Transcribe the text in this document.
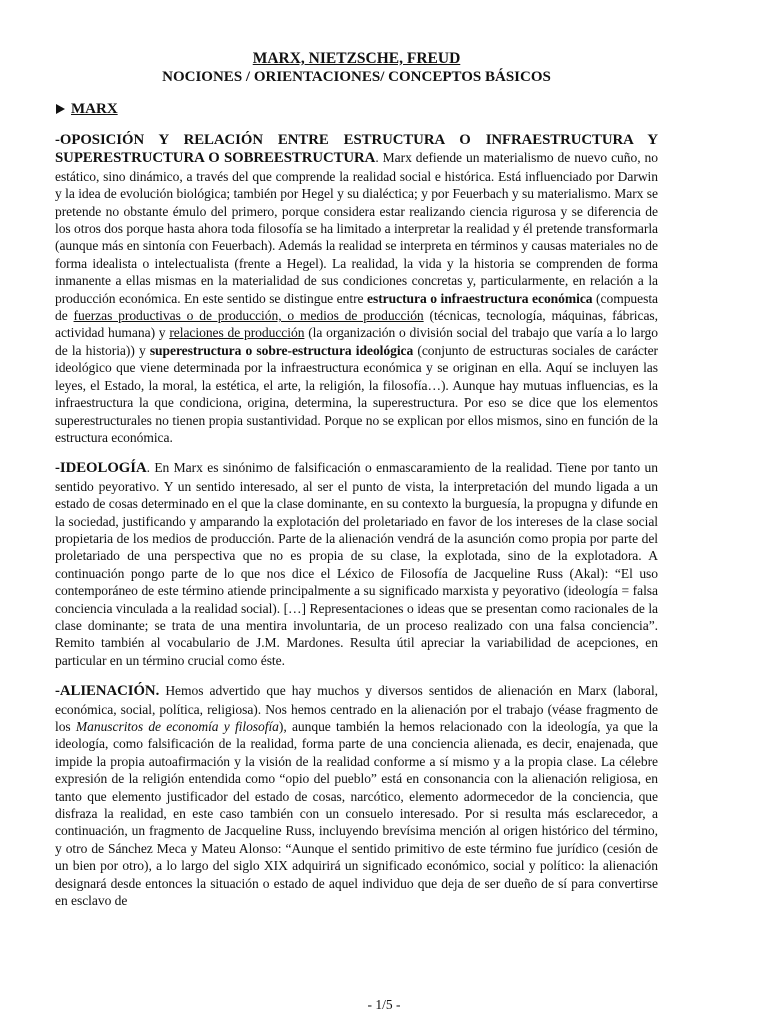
MARX, NIETZSCHE, FREUD

NOCIONES / ORIENTACIONES/ CONCEPTOS BÁSICOS

MARX

-OPOSICIÓN Y RELACIÓN ENTRE ESTRUCTURA O INFRAESTRUCTURA Y SUPERESTRUCTURA O SOBREESTRUCTURA. Marx defiende un materialismo de nuevo cuño, no estático, sino dinámico, a través del que comprende la realidad social e histórica. Está influenciado por Darwin y la idea de evolución biológica; también por Hegel y su dialéctica; y por Feuerbach y su materialismo. Marx se pretende no obstante émulo del primero, porque considera estar realizando ciencia rigurosa y se diferencia de los otros dos porque hasta ahora toda filosofía se ha limitado a interpretar la realidad y él pretende transformarla (aunque más en sintonía con Feuerbach). Además la realidad se interpreta en términos y causas materiales no de forma idealista o intelectualista (frente a Hegel). La realidad, la vida y la historia se comprenden de forma inmanente a ellas mismas en la materialidad de sus condiciones concretas y, particularmente, en relación a la producción económica. En este sentido se distingue entre estructura o infraestructura económica (compuesta de fuerzas productivas o de producción, o medios de producción (técnicas, tecnología, máquinas, fábricas, actividad humana) y relaciones de producción (la organización o división social del trabajo que varía a lo largo de la historia)) y superestructura o sobre-estructura ideológica (conjunto de estructuras sociales de carácter ideológico que viene determinada por la infraestructura económica y se originan en ella. Aquí se incluyen las leyes, el Estado, la moral, la estética, el arte, la religión, la filosofía…). Aunque hay mutuas influencias, es la infraestructura la que condiciona, origina, determina, la superestructura. Por eso se dice que los elementos superestructurales no tienen propia sustantividad. Porque no se explican por ellos mismos, sino en función de la estructura económica.

-IDEOLOGÍA. En Marx es sinónimo de falsificación o enmascaramiento de la realidad. Tiene por tanto un sentido peyorativo. Y un sentido interesado, al ser el punto de vista, la interpretación del mundo ligada a un estado de cosas determinado en el que la clase dominante, en su contexto la burguesía, la propugna y difunde en la sociedad, justificando y amparando la explotación del proletariado en favor de los intereses de la clase social propietaria de los medios de producción. Parte de la alienación vendrá de la asunción como propia por parte del proletariado de una perspectiva que no es propia de su clase, la explotada, sino de la explotadora. A continuación pongo parte de lo que nos dice el Léxico de Filosofía de Jacqueline Russ (Akal): “El uso contemporáneo de este término atiende principalmente a su significado marxista y peyorativo (ideología = falsa conciencia vinculada a la realidad social). […] Representaciones o ideas que se presentan como racionales de la clase dominante; se trata de una mentira involuntaria, de un proceso realizado con una falsa conciencia”. Remito también al vocabulario de J.M. Mardones. Resulta útil apreciar la variabilidad de acepciones, en particular en un término crucial como éste.

-ALIENACIÓN. Hemos advertido que hay muchos y diversos sentidos de alienación en Marx (laboral, económica, social, política, religiosa). Nos hemos centrado en la alienación por el trabajo (véase fragmento de los Manuscritos de economía y filosofía), aunque también la hemos relacionado con la ideología, ya que la ideología, como falsificación de la realidad, forma parte de una conciencia alienada, es decir, enajenada, que impide la propia autoafirmación y la visión de la realidad conforme a sí mismo y a la propia clase. La célebre expresión de la religión entendida como “opio del pueblo” está en consonancia con la alienación religiosa, en tanto que elemento justificador del estado de cosas, narcótico, elemento adormecedor de la conciencia, que disfraza la realidad, en este caso también con un consuelo interesado. Por si resulta más esclarecedor, a continuación, un fragmento de Jacqueline Russ, incluyendo brevísima mención al origen histórico del término, y otro de Sánchez Meca y Mateu Alonso: “Aunque el sentido primitivo de este término fue jurídico (cesión de un bien por otro), a lo largo del siglo XIX adquirirá un significado económico, social y político: la alienación designará desde entonces la situación o estado de aquel individuo que deja de ser dueño de sí para convertirse en esclavo de

- 1/5 -
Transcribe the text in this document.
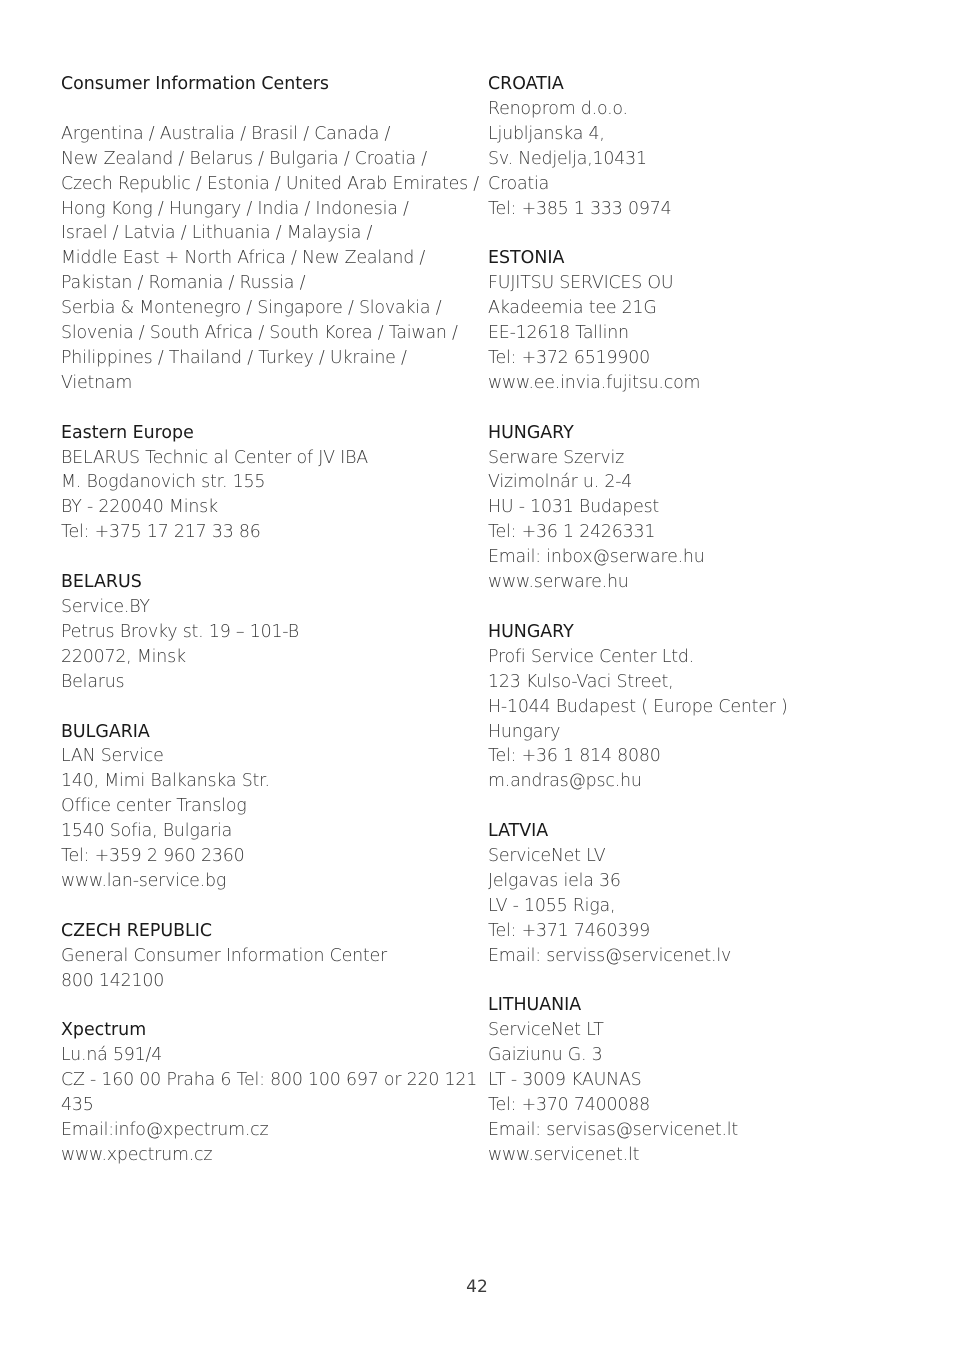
Consumer Information Centers
Argentina / Australia / Brasil / Canada /
New Zealand / Belarus / Bulgaria / Croatia /
Czech Republic / Estonia / United Arab Emirates /
Hong Kong / Hungary / India / Indonesia /
Israel / Latvia / Lithuania / Malaysia /
Middle East + North Africa / New Zealand /
Pakistan / Romania / Russia /
Serbia & Montenegro / Singapore / Slovakia /
Slovenia / South Africa / South Korea / Taiwan /
Philippines / Thailand / Turkey / Ukraine /
Vietnam
Eastern Europe
BELARUS Technic al Center of JV IBA
M. Bogdanovich str. 155
BY - 220040 Minsk
Tel: +375 17 217 33 86
BELARUS
Service.BY
Petrus Brovky st. 19 – 101-B
220072, Minsk
Belarus
BULGARIA
LAN Service
140, Mimi Balkanska Str.
Office center Translog
1540 Sofia, Bulgaria
Tel: +359 2 960 2360
www.lan-service.bg
CZECH REPUBLIC
General Consumer Information Center
800 142100
Xpectrum
Lu.ná 591/4
CZ - 160 00 Praha 6 Tel: 800 100 697 or 220 121
435
Email:info@xpectrum.cz
www.xpectrum.cz
CROATIA
Renoprom d.o.o.
Ljubljanska 4,
Sv. Nedjelja,10431
Croatia
Tel: +385 1 333 0974
ESTONIA
FUJITSU SERVICES OU
Akadeemia tee 21G
EE-12618 Tallinn
Tel: +372 6519900
www.ee.invia.fujitsu.com
HUNGARY
Serware Szerviz
Vizimolnár u. 2-4
HU - 1031 Budapest
Tel: +36 1 2426331
Email: inbox@serware.hu
www.serware.hu
HUNGARY
Profi Service Center Ltd.
123 Kulso-Vaci Street,
H-1044 Budapest ( Europe Center )
Hungary
Tel: +36 1 814 8080
m.andras@psc.hu
LATVIA
ServiceNet LV
Jelgavas iela 36
LV - 1055 Riga,
Tel: +371 7460399
Email: serviss@servicenet.lv
LITHUANIA
ServiceNet LT
Gaiziunu G. 3
LT - 3009 KAUNAS
Tel: +370 7400088
Email: servisas@servicenet.lt
www.servicenet.lt
42
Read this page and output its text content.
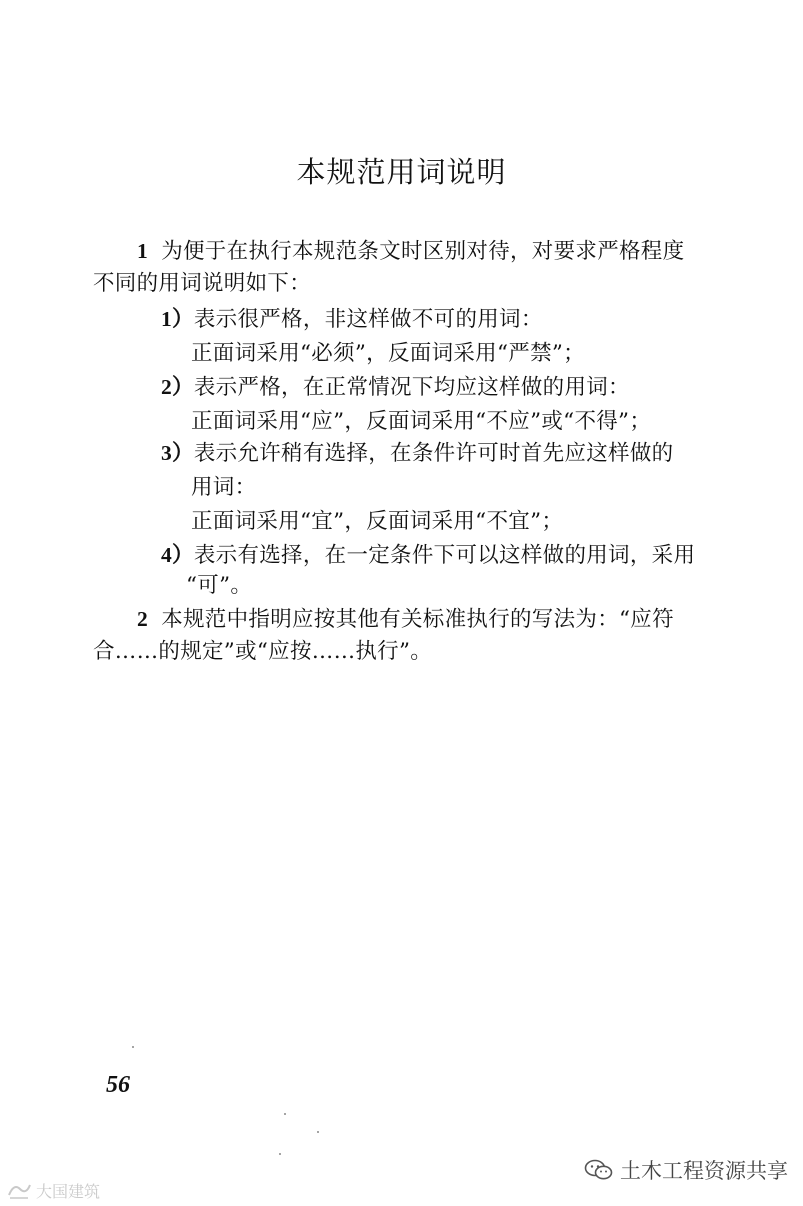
本规范用词说明
1 为便于在执行本规范条文时区别对待，对要求严格程度
不同的用词说明如下：
1）表示很严格，非这样做不可的用词：
正面词采用“必须”，反面词采用“严禁”；
2）表示严格，在正常情况下均应这样做的用词：
正面词采用“应”，反面词采用“不应”或“不得”；
3）表示允许稍有选择，在条件许可时首先应这样做的
用词：
正面词采用“宜”，反面词采用“不宜”；
4）表示有选择，在一定条件下可以这样做的用词，采用
“可”。
2 本规范中指明应按其他有关标准执行的写法为：“应符
合……的规定”或“应按……执行”。
56
土木工程资源共享
大国建筑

_ _ _ _ _ _ _

■ EXERCISE DESCRIPTION: Pictures in the records above are left out; print everything else exactly as written.

■ ANSWER FOR THE TASK:
Transcribe the text in this document.
MARX, NIETZSCHE, FREUD

NOCIONES / ORIENTACIONES/ CONCEPTOS BÁSICOS

MARX

-OPOSICIÓN Y RELACIÓN ENTRE ESTRUCTURA O INFRAESTRUCTURA Y SUPERESTRUCTURA O SOBREESTRUCTURA. Marx defiende un materialismo de nuevo cuño, no estático, sino dinámico, a través del que comprende la realidad social e histórica. Está influenciado por Darwin y la idea de evolución biológica; también por Hegel y su dialéctica; y por Feuerbach y su materialismo. Marx se pretende no obstante émulo del primero, porque considera estar realizando ciencia rigurosa y se diferencia de los otros dos porque hasta ahora toda filosofía se ha limitado a interpretar la realidad y él pretende transformarla (aunque más en sintonía con Feuerbach). Además la realidad se interpreta en términos y causas materiales no de forma idealista o intelectualista (frente a Hegel). La realidad, la vida y la historia se comprenden de forma inmanente a ellas mismas en la materialidad de sus condiciones concretas y, particularmente, en relación a la producción económica. En este sentido se distingue entre estructura o infraestructura económica (compuesta de fuerzas productivas o de producción, o medios de producción (técnicas, tecnología, máquinas, fábricas, actividad humana) y relaciones de producción (la organización o división social del trabajo que varía a lo largo de la historia)) y superestructura o sobre-estructura ideológica (conjunto de estructuras sociales de carácter ideológico que viene determinada por la infraestructura económica y se originan en ella. Aquí se incluyen las leyes, el Estado, la moral, la estética, el arte, la religión, la filosofía…). Aunque hay mutuas influencias, es la infraestructura la que condiciona, origina, determina, la superestructura. Por eso se dice que los elementos superestructurales no tienen propia sustantividad. Porque no se explican por ellos mismos, sino en función de la estructura económica.

-IDEOLOGÍA. En Marx es sinónimo de falsificación o enmascaramiento de la realidad. Tiene por tanto un sentido peyorativo. Y un sentido interesado, al ser el punto de vista, la interpretación del mundo ligada a un estado de cosas determinado en el que la clase dominante, en su contexto la burguesía, la propugna y difunde en la sociedad, justificando y amparando la explotación del proletariado en favor de los intereses de la clase social propietaria de los medios de producción. Parte de la alienación vendrá de la asunción como propia por parte del proletariado de una perspectiva que no es propia de su clase, la explotada, sino de la explotadora. A continuación pongo parte de lo que nos dice el Léxico de Filosofía de Jacqueline Russ (Akal): “El uso contemporáneo de este término atiende principalmente a su significado marxista y peyorativo (ideología = falsa conciencia vinculada a la realidad social). […] Representaciones o ideas que se presentan como racionales de la clase dominante; se trata de una mentira involuntaria, de un proceso realizado con una falsa conciencia”. Remito también al vocabulario de J.M. Mardones. Resulta útil apreciar la variabilidad de acepciones, en particular en un término crucial como éste.

-ALIENACIÓN. Hemos advertido que hay muchos y diversos sentidos de alienación en Marx (laboral, económica, social, política, religiosa). Nos hemos centrado en la alienación por el trabajo (véase fragmento de los Manuscritos de economía y filosofía), aunque también la hemos relacionado con la ideología, ya que la ideología, como falsificación de la realidad, forma parte de una conciencia alienada, es decir, enajenada, que impide la propia autoafirmación y la visión de la realidad conforme a sí mismo y a la propia clase. La célebre expresión de la religión entendida como “opio del pueblo” está en consonancia con la alienación religiosa, en tanto que elemento justificador del estado de cosas, narcótico, elemento adormecedor de la conciencia, que disfraza la realidad, en este caso también con un consuelo interesado. Por si resulta más esclarecedor, a continuación, un fragmento de Jacqueline Russ, incluyendo brevísima mención al origen histórico del término, y otro de Sánchez Meca y Mateu Alonso: “Aunque el sentido primitivo de este término fue jurídico (cesión de un bien por otro), a lo largo del siglo XIX adquirirá un significado económico, social y político: la alienación designará desde entonces la situación o estado de aquel individuo que deja de ser dueño de sí para convertirse en esclavo de

- 1/5 -
Transcribe the text in this document.
Consumer Information Centers
Argentina / Australia / Brasil / Canada /
New Zealand / Belarus / Bulgaria / Croatia /
Czech Republic / Estonia / United Arab Emirates /
Hong Kong / Hungary / India / Indonesia /
Israel / Latvia / Lithuania / Malaysia /
Middle East + North Africa / New Zealand /
Pakistan / Romania / Russia /
Serbia & Montenegro / Singapore / Slovakia /
Slovenia / South Africa / South Korea / Taiwan /
Philippines / Thailand / Turkey / Ukraine /
Vietnam
Eastern Europe
BELARUS Technic al Center of JV IBA
M. Bogdanovich str. 155
BY - 220040 Minsk
Tel: +375 17 217 33 86
BELARUS
Service.BY
Petrus Brovky st. 19 – 101-B
220072, Minsk
Belarus
BULGARIA
LAN Service
140, Mimi Balkanska Str.
Office center Translog
1540 Sofia, Bulgaria
Tel: +359 2 960 2360
www.lan-service.bg
CZECH REPUBLIC
General Consumer Information Center
800 142100
Xpectrum
Lu.ná 591/4
CZ - 160 00 Praha 6 Tel: 800 100 697 or 220 121
435
Email:info@xpectrum.cz
www.xpectrum.cz
CROATIA
Renoprom d.o.o.
Ljubljanska 4,
Sv. Nedjelja,10431
Croatia
Tel: +385 1 333 0974
ESTONIA
FUJITSU SERVICES OU
Akadeemia tee 21G
EE-12618 Tallinn
Tel: +372 6519900
www.ee.invia.fujitsu.com
HUNGARY
Serware Szerviz
Vizimolnár u. 2-4
HU - 1031 Budapest
Tel: +36 1 2426331
Email: inbox@serware.hu
www.serware.hu
HUNGARY
Profi Service Center Ltd.
123 Kulso-Vaci Street,
H-1044 Budapest ( Europe Center )
Hungary
Tel: +36 1 814 8080
m.andras@psc.hu
LATVIA
ServiceNet LV
Jelgavas iela 36
LV - 1055 Riga,
Tel: +371 7460399
Email: serviss@servicenet.lv
LITHUANIA
ServiceNet LT
Gaiziunu G. 3
LT - 3009 KAUNAS
Tel: +370 7400088
Email: servisas@servicenet.lt
www.servicenet.lt
42
Read this page and output its text content.
本规范用词说明
1 为便于在执行本规范条文时区别对待，对要求严格程度
不同的用词说明如下：
1）表示很严格，非这样做不可的用词：
正面词采用“必须”，反面词采用“严禁”；
2）表示严格，在正常情况下均应这样做的用词：
正面词采用“应”，反面词采用“不应”或“不得”；
3）表示允许稍有选择，在条件许可时首先应这样做的
用词：
正面词采用“宜”，反面词采用“不宜”；
4）表示有选择，在一定条件下可以这样做的用词，采用
“可”。
2 本规范中指明应按其他有关标准执行的写法为：“应符
合……的规定”或“应按……执行”。
56
土木工程资源共享
大国建筑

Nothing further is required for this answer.